Directions for this task: Give every line back verbatim, dropping all images.

########################################

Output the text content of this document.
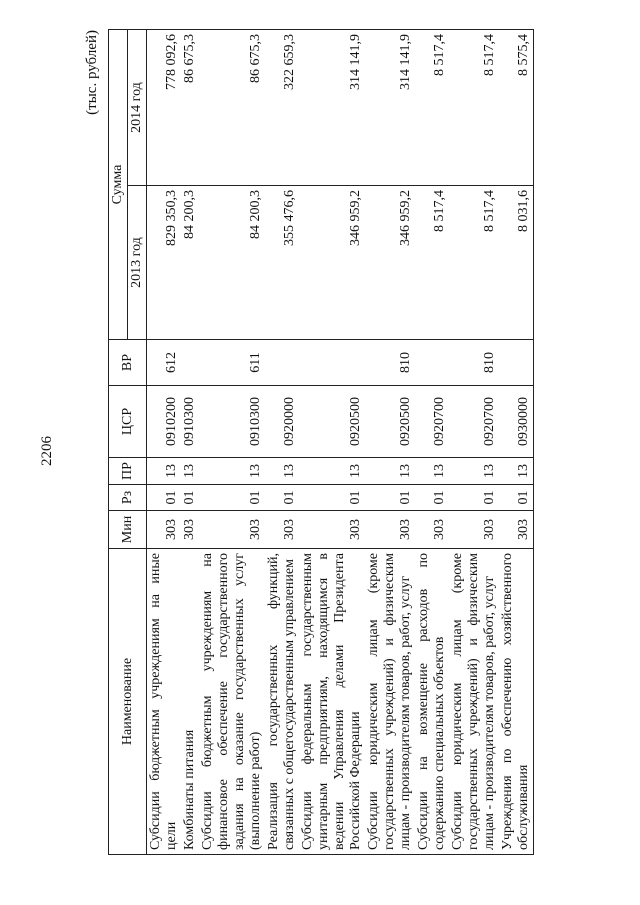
2206
(тыс. рублей)
Наименование	Мин	Рз	ПР	ЦСР	ВР	Сумма	
						2013 год	2014 год
Субсидии бюджетным учреждениям на иные цели	303	01	13	0910200	612	829 350,3	778 092,6
Комбинаты питания	303	01	13	0910300		84 200,3	86 675,3
Субсидии бюджетным учреждениям на финансовое обеспечение государственного задания на оказание государственных услуг (выполнение работ)	303	01	13	0910300	611	84 200,3	86 675,3
Реализация государственных функций, связанных с общегосударственным управлением	303	01	13	0920000		355 476,6	322 659,3
Субсидии федеральным государственным унитарным предприятиям, находящимся в ведении Управления делами Президента Российской Федерации	303	01	13	0920500		346 959,2	314 141,9
Субсидии юридическим лицам (кроме государственных учреждений) и физическим лицам - производителям товаров, работ, услуг	303	01	13	0920500	810	346 959,2	314 141,9
Субсидии на возмещение расходов по содержанию специальных объектов	303	01	13	0920700		8 517,4	8 517,4
Субсидии юридическим лицам (кроме государственных учреждений) и физическим лицам - производителям товаров, работ, услуг	303	01	13	0920700	810	8 517,4	8 517,4
Учреждения по обеспечению хозяйственного обслуживания	303	01	13	0930000		8 031,6	8 575,4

########################################

Exercise result:
Output the text content of this document.
2206
(тыс. рублей)
Наименование	Мин	Рз	ПР	ЦСР	ВР	Сумма	
						2013 год	2014 год
Субсидии бюджетным учреждениям на иные цели	303	01	13	0910200	612	829 350,3	778 092,6
Комбинаты питания	303	01	13	0910300		84 200,3	86 675,3
Субсидии бюджетным учреждениям на финансовое обеспечение государственного задания на оказание государственных услуг (выполнение работ)	303	01	13	0910300	611	84 200,3	86 675,3
Реализация государственных функций, связанных с общегосударственным управлением	303	01	13	0920000		355 476,6	322 659,3
Субсидии федеральным государственным унитарным предприятиям, находящимся в ведении Управления делами Президента Российской Федерации	303	01	13	0920500		346 959,2	314 141,9
Субсидии юридическим лицам (кроме государственных учреждений) и физическим лицам - производителям товаров, работ, услуг	303	01	13	0920500	810	346 959,2	314 141,9
Субсидии на возмещение расходов по содержанию специальных объектов	303	01	13	0920700		8 517,4	8 517,4
Субсидии юридическим лицам (кроме государственных учреждений) и физическим лицам - производителям товаров, работ, услуг	303	01	13	0920700	810	8 517,4	8 517,4
Учреждения по обеспечению хозяйственного обслуживания	303	01	13	0930000		8 031,6	8 575,4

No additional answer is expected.